Figure content listings:
========================

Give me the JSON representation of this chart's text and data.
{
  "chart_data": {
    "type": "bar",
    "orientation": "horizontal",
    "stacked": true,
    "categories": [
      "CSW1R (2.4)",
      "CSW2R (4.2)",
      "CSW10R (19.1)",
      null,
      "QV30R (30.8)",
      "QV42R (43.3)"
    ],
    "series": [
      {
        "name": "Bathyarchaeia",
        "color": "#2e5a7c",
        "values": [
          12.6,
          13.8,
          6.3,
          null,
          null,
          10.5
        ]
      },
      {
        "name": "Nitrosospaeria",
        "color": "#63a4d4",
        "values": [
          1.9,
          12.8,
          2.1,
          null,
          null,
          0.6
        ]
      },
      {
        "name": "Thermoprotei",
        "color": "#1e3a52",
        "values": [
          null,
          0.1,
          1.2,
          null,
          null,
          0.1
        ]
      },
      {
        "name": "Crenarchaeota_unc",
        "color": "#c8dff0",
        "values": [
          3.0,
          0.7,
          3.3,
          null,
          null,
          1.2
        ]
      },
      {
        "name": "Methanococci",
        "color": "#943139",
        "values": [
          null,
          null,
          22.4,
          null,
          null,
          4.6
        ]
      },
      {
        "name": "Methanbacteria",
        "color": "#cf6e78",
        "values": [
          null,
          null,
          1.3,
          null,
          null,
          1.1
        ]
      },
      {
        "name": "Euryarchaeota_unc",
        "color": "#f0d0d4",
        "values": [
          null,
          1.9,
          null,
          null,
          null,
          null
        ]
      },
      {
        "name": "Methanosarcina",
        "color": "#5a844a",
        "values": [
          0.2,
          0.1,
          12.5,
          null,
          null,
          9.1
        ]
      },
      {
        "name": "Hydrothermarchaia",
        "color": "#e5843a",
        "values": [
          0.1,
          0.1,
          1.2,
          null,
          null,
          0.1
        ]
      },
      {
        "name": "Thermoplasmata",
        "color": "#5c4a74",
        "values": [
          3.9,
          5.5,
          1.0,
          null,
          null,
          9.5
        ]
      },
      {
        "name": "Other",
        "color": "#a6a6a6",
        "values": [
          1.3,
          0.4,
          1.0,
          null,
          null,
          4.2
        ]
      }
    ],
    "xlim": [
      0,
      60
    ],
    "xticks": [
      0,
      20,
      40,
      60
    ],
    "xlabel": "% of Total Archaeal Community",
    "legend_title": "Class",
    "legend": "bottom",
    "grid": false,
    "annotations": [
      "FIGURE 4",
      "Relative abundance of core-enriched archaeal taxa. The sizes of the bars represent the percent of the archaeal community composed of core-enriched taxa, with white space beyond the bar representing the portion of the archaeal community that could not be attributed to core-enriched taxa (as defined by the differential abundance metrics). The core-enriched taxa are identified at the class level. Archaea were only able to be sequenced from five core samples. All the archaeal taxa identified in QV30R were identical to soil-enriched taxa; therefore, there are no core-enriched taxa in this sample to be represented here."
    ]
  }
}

========================

> [YOUR OBJECTIVE]
Repeat every entry exactly as written above.

> [REPLY TO THE TASK]
Give me the JSON representation of this chart's text and data.
{
  "chart_data": {
    "type": "bar",
    "orientation": "horizontal",
    "stacked": true,
    "categories": [
      "CSW1R (2.4)",
      "CSW2R (4.2)",
      "CSW10R (19.1)",
      null,
      "QV30R (30.8)",
      "QV42R (43.3)"
    ],
    "series": [
      {
        "name": "Bathyarchaeia",
        "color": "#2e5a7c",
        "values": [
          12.6,
          13.8,
          6.3,
          null,
          null,
          10.5
        ]
      },
      {
        "name": "Nitrosospaeria",
        "color": "#63a4d4",
        "values": [
          1.9,
          12.8,
          2.1,
          null,
          null,
          0.6
        ]
      },
      {
        "name": "Thermoprotei",
        "color": "#1e3a52",
        "values": [
          null,
          0.1,
          1.2,
          null,
          null,
          0.1
        ]
      },
      {
        "name": "Crenarchaeota_unc",
        "color": "#c8dff0",
        "values": [
          3.0,
          0.7,
          3.3,
          null,
          null,
          1.2
        ]
      },
      {
        "name": "Methanococci",
        "color": "#943139",
        "values": [
          null,
          null,
          22.4,
          null,
          null,
          4.6
        ]
      },
      {
        "name": "Methanbacteria",
        "color": "#cf6e78",
        "values": [
          null,
          null,
          1.3,
          null,
          null,
          1.1
        ]
      },
      {
        "name": "Euryarchaeota_unc",
        "color": "#f0d0d4",
        "values": [
          null,
          1.9,
          null,
          null,
          null,
          null
        ]
      },
      {
        "name": "Methanosarcina",
        "color": "#5a844a",
        "values": [
          0.2,
          0.1,
          12.5,
          null,
          null,
          9.1
        ]
      },
      {
        "name": "Hydrothermarchaia",
        "color": "#e5843a",
        "values": [
          0.1,
          0.1,
          1.2,
          null,
          null,
          0.1
        ]
      },
      {
        "name": "Thermoplasmata",
        "color": "#5c4a74",
        "values": [
          3.9,
          5.5,
          1.0,
          null,
          null,
          9.5
        ]
      },
      {
        "name": "Other",
        "color": "#a6a6a6",
        "values": [
          1.3,
          0.4,
          1.0,
          null,
          null,
          4.2
        ]
      }
    ],
    "xlim": [
      0,
      60
    ],
    "xticks": [
      0,
      20,
      40,
      60
    ],
    "xlabel": "% of Total Archaeal Community",
    "legend_title": "Class",
    "legend": "bottom",
    "grid": false,
    "annotations": [
      "FIGURE 4",
      "Relative abundance of core-enriched archaeal taxa. The sizes of the bars represent the percent of the archaeal community composed of core-enriched taxa, with white space beyond the bar representing the portion of the archaeal community that could not be attributed to core-enriched taxa (as defined by the differential abundance metrics). The core-enriched taxa are identified at the class level. Archaea were only able to be sequenced from five core samples. All the archaeal taxa identified in QV30R were identical to soil-enriched taxa; therefore, there are no core-enriched taxa in this sample to be represented here."
    ]
  }
}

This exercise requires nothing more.